**PROBLEM**
Omit the pictures from the entries below and retype everything else exactly.
-------- MATERIAL FOR THIS TASK
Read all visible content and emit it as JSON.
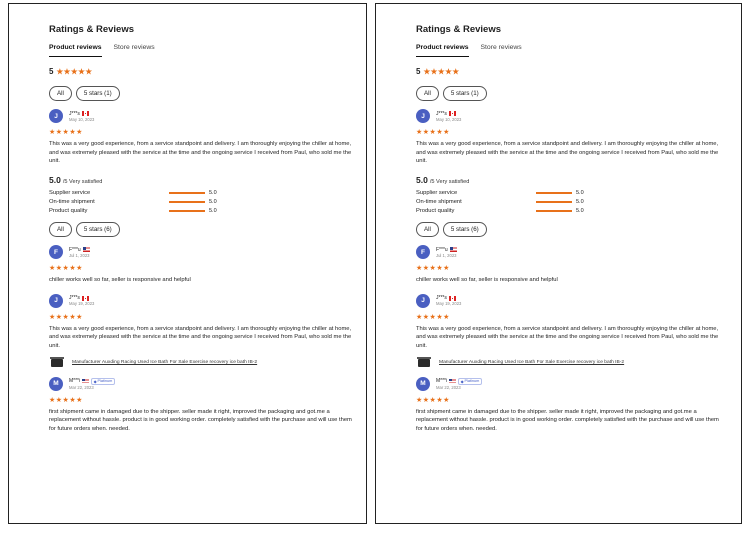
{
  "panels": [
    {
      "title": "Ratings & Reviews",
      "tabs": [
        "Product reviews",
        "Store reviews"
      ],
      "product_rating": "5",
      "product_stars": "★★★★★",
      "product_chips": [
        "All",
        "5 stars (1)"
      ],
      "product_review": {
        "avatar": "J",
        "name": "J***s",
        "flag": "canada-flag",
        "date": "May 10, 2023",
        "stars": "★★★★★",
        "text": "This was a very good experience, from a service standpoint and delivery. I am thoroughly enjoying the chiller at home, and was extremely pleased with the service at the time and the ongoing service I received from Paul, who sold me the unit."
      },
      "summary": {
        "score": "5.0",
        "label": "/5 Very satisfied",
        "metrics": [
          {
            "label": "Supplier service",
            "value": "5.0"
          },
          {
            "label": "On-time shipment",
            "value": "5.0"
          },
          {
            "label": "Product quality",
            "value": "5.0"
          }
        ]
      },
      "store_chips": [
        "All",
        "5 stars (6)"
      ],
      "store_reviews": [
        {
          "avatar": "F",
          "name": "F***u",
          "flag": "us-flag",
          "date": "Jul 1, 2023",
          "stars": "★★★★★",
          "text": "chiller works well so far, seller is responsive and helpful"
        },
        {
          "avatar": "J",
          "name": "J***s",
          "flag": "canada-flag",
          "date": "May 19, 2023",
          "stars": "★★★★★",
          "text": "This was a very good experience, from a service standpoint and delivery. I am thoroughly enjoying the chiller at home, and was extremely pleased with the service at the time and the ongoing service I received from Paul, who sold me the unit.",
          "product_link": "Manufacturer Auxding Racing Used Ice Bath For Sale Exercise recovery ice bath IB-2"
        },
        {
          "avatar": "M",
          "name": "M***i",
          "flag": "us-flag",
          "badge": "Platinum",
          "date": "Mar 22, 2023",
          "stars": "★★★★★",
          "text": "first shipment came in damaged due to the shipper. seller made it right, improved the packaging and got.me a replacement without hassle. product is in good working order. completely satisfied with the purchase and will use them for future orders when. needed."
        }
      ]
    },
    {
      "title": "Ratings & Reviews",
      "tabs": [
        "Product reviews",
        "Store reviews"
      ],
      "product_rating": "5",
      "product_stars": "★★★★★",
      "product_chips": [
        "All",
        "5 stars (1)"
      ],
      "product_review": {
        "avatar": "J",
        "name": "J***s",
        "flag": "canada-flag",
        "date": "May 10, 2023",
        "stars": "★★★★★",
        "text": "This was a very good experience, from a service standpoint and delivery. I am thoroughly enjoying the chiller at home, and was extremely pleased with the service at the time and the ongoing service I received from Paul, who sold me the unit."
      },
      "summary": {
        "score": "5.0",
        "label": "/5 Very satisfied",
        "metrics": [
          {
            "label": "Supplier service",
            "value": "5.0"
          },
          {
            "label": "On-time shipment",
            "value": "5.0"
          },
          {
            "label": "Product quality",
            "value": "5.0"
          }
        ]
      },
      "store_chips": [
        "All",
        "5 stars (6)"
      ],
      "store_reviews": [
        {
          "avatar": "F",
          "name": "F***u",
          "flag": "us-flag",
          "date": "Jul 1, 2023",
          "stars": "★★★★★",
          "text": "chiller works well so far, seller is responsive and helpful"
        },
        {
          "avatar": "J",
          "name": "J***s",
          "flag": "canada-flag",
          "date": "May 19, 2023",
          "stars": "★★★★★",
          "text": "This was a very good experience, from a service standpoint and delivery. I am thoroughly enjoying the chiller at home, and was extremely pleased with the service at the time and the ongoing service I received from Paul, who sold me the unit.",
          "product_link": "Manufacturer Auxding Racing Used Ice Bath For Sale Exercise recovery ice bath IB-2"
        },
        {
          "avatar": "M",
          "name": "M***i",
          "flag": "us-flag",
          "badge": "Platinum",
          "date": "Mar 22, 2023",
          "stars": "★★★★★",
          "text": "first shipment came in damaged due to the shipper. seller made it right, improved the packaging and got.me a replacement without hassle. product is in good working order. completely satisfied with the purchase and will use them for future orders when. needed."
        }
      ]
    }
  ]
}
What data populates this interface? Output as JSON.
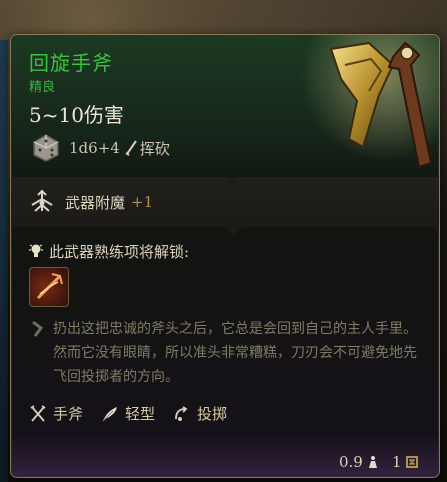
{
  "item": {
    "name": "回旋手斧",
    "rarity": "精良",
    "damage": "5~10伤害",
    "dice": "1d6+4",
    "damage_type": "挥砍",
    "name_color": "#39c23f"
  },
  "enchant": {
    "label": "武器附魔",
    "bonus": "+1"
  },
  "proficiency": {
    "label": "此武器熟练项将解锁:"
  },
  "description": "扔出这把忠诚的斧头之后，它总是会回到自己的主人手里。然而它没有眼睛，所以准头非常糟糕，刀刃会不可避免地先飞回投掷者的方向。",
  "properties": [
    {
      "label": "手斧",
      "icon": "crossed-axes-icon"
    },
    {
      "label": "轻型",
      "icon": "feather-icon"
    },
    {
      "label": "投掷",
      "icon": "throw-icon"
    }
  ],
  "footer": {
    "weight": "0.9",
    "price": "1"
  }
}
----------------
**ANSWER TO THIS PROBLEM**
Read all visible content and emit it as JSON.
{
  "panels": [
    {
      "title": "Ratings & Reviews",
      "tabs": [
        "Product reviews",
        "Store reviews"
      ],
      "product_rating": "5",
      "product_stars": "★★★★★",
      "product_chips": [
        "All",
        "5 stars (1)"
      ],
      "product_review": {
        "avatar": "J",
        "name": "J***s",
        "flag": "canada-flag",
        "date": "May 10, 2023",
        "stars": "★★★★★",
        "text": "This was a very good experience, from a service standpoint and delivery. I am thoroughly enjoying the chiller at home, and was extremely pleased with the service at the time and the ongoing service I received from Paul, who sold me the unit."
      },
      "summary": {
        "score": "5.0",
        "label": "/5 Very satisfied",
        "metrics": [
          {
            "label": "Supplier service",
            "value": "5.0"
          },
          {
            "label": "On-time shipment",
            "value": "5.0"
          },
          {
            "label": "Product quality",
            "value": "5.0"
          }
        ]
      },
      "store_chips": [
        "All",
        "5 stars (6)"
      ],
      "store_reviews": [
        {
          "avatar": "F",
          "name": "F***u",
          "flag": "us-flag",
          "date": "Jul 1, 2023",
          "stars": "★★★★★",
          "text": "chiller works well so far, seller is responsive and helpful"
        },
        {
          "avatar": "J",
          "name": "J***s",
          "flag": "canada-flag",
          "date": "May 19, 2023",
          "stars": "★★★★★",
          "text": "This was a very good experience, from a service standpoint and delivery. I am thoroughly enjoying the chiller at home, and was extremely pleased with the service at the time and the ongoing service I received from Paul, who sold me the unit.",
          "product_link": "Manufacturer Auxding Racing Used Ice Bath For Sale Exercise recovery ice bath IB-2"
        },
        {
          "avatar": "M",
          "name": "M***i",
          "flag": "us-flag",
          "badge": "Platinum",
          "date": "Mar 22, 2023",
          "stars": "★★★★★",
          "text": "first shipment came in damaged due to the shipper. seller made it right, improved the packaging and got.me a replacement without hassle. product is in good working order. completely satisfied with the purchase and will use them for future orders when. needed."
        }
      ]
    },
    {
      "title": "Ratings & Reviews",
      "tabs": [
        "Product reviews",
        "Store reviews"
      ],
      "product_rating": "5",
      "product_stars": "★★★★★",
      "product_chips": [
        "All",
        "5 stars (1)"
      ],
      "product_review": {
        "avatar": "J",
        "name": "J***s",
        "flag": "canada-flag",
        "date": "May 10, 2023",
        "stars": "★★★★★",
        "text": "This was a very good experience, from a service standpoint and delivery. I am thoroughly enjoying the chiller at home, and was extremely pleased with the service at the time and the ongoing service I received from Paul, who sold me the unit."
      },
      "summary": {
        "score": "5.0",
        "label": "/5 Very satisfied",
        "metrics": [
          {
            "label": "Supplier service",
            "value": "5.0"
          },
          {
            "label": "On-time shipment",
            "value": "5.0"
          },
          {
            "label": "Product quality",
            "value": "5.0"
          }
        ]
      },
      "store_chips": [
        "All",
        "5 stars (6)"
      ],
      "store_reviews": [
        {
          "avatar": "F",
          "name": "F***u",
          "flag": "us-flag",
          "date": "Jul 1, 2023",
          "stars": "★★★★★",
          "text": "chiller works well so far, seller is responsive and helpful"
        },
        {
          "avatar": "J",
          "name": "J***s",
          "flag": "canada-flag",
          "date": "May 19, 2023",
          "stars": "★★★★★",
          "text": "This was a very good experience, from a service standpoint and delivery. I am thoroughly enjoying the chiller at home, and was extremely pleased with the service at the time and the ongoing service I received from Paul, who sold me the unit.",
          "product_link": "Manufacturer Auxding Racing Used Ice Bath For Sale Exercise recovery ice bath IB-2"
        },
        {
          "avatar": "M",
          "name": "M***i",
          "flag": "us-flag",
          "badge": "Platinum",
          "date": "Mar 22, 2023",
          "stars": "★★★★★",
          "text": "first shipment came in damaged due to the shipper. seller made it right, improved the packaging and got.me a replacement without hassle. product is in good working order. completely satisfied with the purchase and will use them for future orders when. needed."
        }
      ]
    }
  ]
}
What data populates this interface? Output as JSON.
{
  "item": {
    "name": "回旋手斧",
    "rarity": "精良",
    "damage": "5~10伤害",
    "dice": "1d6+4",
    "damage_type": "挥砍",
    "name_color": "#39c23f"
  },
  "enchant": {
    "label": "武器附魔",
    "bonus": "+1"
  },
  "proficiency": {
    "label": "此武器熟练项将解锁:"
  },
  "description": "扔出这把忠诚的斧头之后，它总是会回到自己的主人手里。然而它没有眼睛，所以准头非常糟糕，刀刃会不可避免地先飞回投掷者的方向。",
  "properties": [
    {
      "label": "手斧",
      "icon": "crossed-axes-icon"
    },
    {
      "label": "轻型",
      "icon": "feather-icon"
    },
    {
      "label": "投掷",
      "icon": "throw-icon"
    }
  ],
  "footer": {
    "weight": "0.9",
    "price": "1"
  }
}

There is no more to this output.